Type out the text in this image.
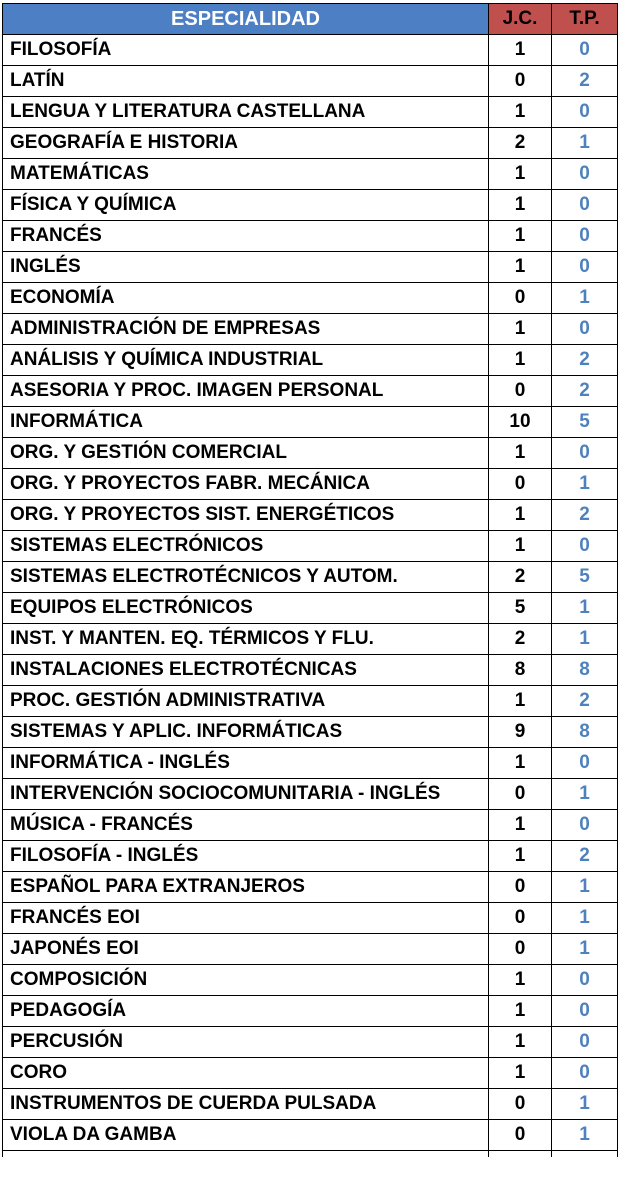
ESPECIALIDAD	J.C.	T.P.
FILOSOFÍA	1	0
LATÍN	0	2
LENGUA Y LITERATURA CASTELLANA	1	0
GEOGRAFÍA E HISTORIA	2	1
MATEMÁTICAS	1	0
FÍSICA Y QUÍMICA	1	0
FRANCÉS	1	0
INGLÉS	1	0
ECONOMÍA	0	1
ADMINISTRACIÓN DE EMPRESAS	1	0
ANÁLISIS Y QUÍMICA INDUSTRIAL	1	2
ASESORIA Y PROC. IMAGEN PERSONAL	0	2
INFORMÁTICA	10	5
ORG. Y GESTIÓN COMERCIAL	1	0
ORG. Y PROYECTOS FABR. MECÁNICA	0	1
ORG. Y PROYECTOS SIST. ENERGÉTICOS	1	2
SISTEMAS ELECTRÓNICOS	1	0
SISTEMAS ELECTROTÉCNICOS Y AUTOM.	2	5
EQUIPOS ELECTRÓNICOS	5	1
INST. Y MANTEN. EQ. TÉRMICOS Y FLU.	2	1
INSTALACIONES ELECTROTÉCNICAS	8	8
PROC. GESTIÓN ADMINISTRATIVA	1	2
SISTEMAS Y APLIC. INFORMÁTICAS	9	8
INFORMÁTICA - INGLÉS	1	0
INTERVENCIÓN SOCIOCOMUNITARIA - INGLÉS	0	1
MÚSICA - FRANCÉS	1	0
FILOSOFÍA - INGLÉS	1	2
ESPAÑOL PARA EXTRANJEROS	0	1
FRANCÉS EOI	0	1
JAPONÉS EOI	0	1
COMPOSICIÓN	1	0
PEDAGOGÍA	1	0
PERCUSIÓN	1	0
CORO	1	0
INSTRUMENTOS DE CUERDA PULSADA	0	1
VIOLA DA GAMBA	0	1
☆ ☆ ☆ ☆
### [Work to do]
Copy out every line of the material above exactly, skipping the pictures.

### [Response]
Type out the text in this image.
ESPECIALIDAD	J.C.	T.P.
FILOSOFÍA	1	0
LATÍN	0	2
LENGUA Y LITERATURA CASTELLANA	1	0
GEOGRAFÍA E HISTORIA	2	1
MATEMÁTICAS	1	0
FÍSICA Y QUÍMICA	1	0
FRANCÉS	1	0
INGLÉS	1	0
ECONOMÍA	0	1
ADMINISTRACIÓN DE EMPRESAS	1	0
ANÁLISIS Y QUÍMICA INDUSTRIAL	1	2
ASESORIA Y PROC. IMAGEN PERSONAL	0	2
INFORMÁTICA	10	5
ORG. Y GESTIÓN COMERCIAL	1	0
ORG. Y PROYECTOS FABR. MECÁNICA	0	1
ORG. Y PROYECTOS SIST. ENERGÉTICOS	1	2
SISTEMAS ELECTRÓNICOS	1	0
SISTEMAS ELECTROTÉCNICOS Y AUTOM.	2	5
EQUIPOS ELECTRÓNICOS	5	1
INST. Y MANTEN. EQ. TÉRMICOS Y FLU.	2	1
INSTALACIONES ELECTROTÉCNICAS	8	8
PROC. GESTIÓN ADMINISTRATIVA	1	2
SISTEMAS Y APLIC. INFORMÁTICAS	9	8
INFORMÁTICA - INGLÉS	1	0
INTERVENCIÓN SOCIOCOMUNITARIA - INGLÉS	0	1
MÚSICA - FRANCÉS	1	0
FILOSOFÍA - INGLÉS	1	2
ESPAÑOL PARA EXTRANJEROS	0	1
FRANCÉS EOI	0	1
JAPONÉS EOI	0	1
COMPOSICIÓN	1	0
PEDAGOGÍA	1	0
PERCUSIÓN	1	0
CORO	1	0
INSTRUMENTOS DE CUERDA PULSADA	0	1
VIOLA DA GAMBA	0	1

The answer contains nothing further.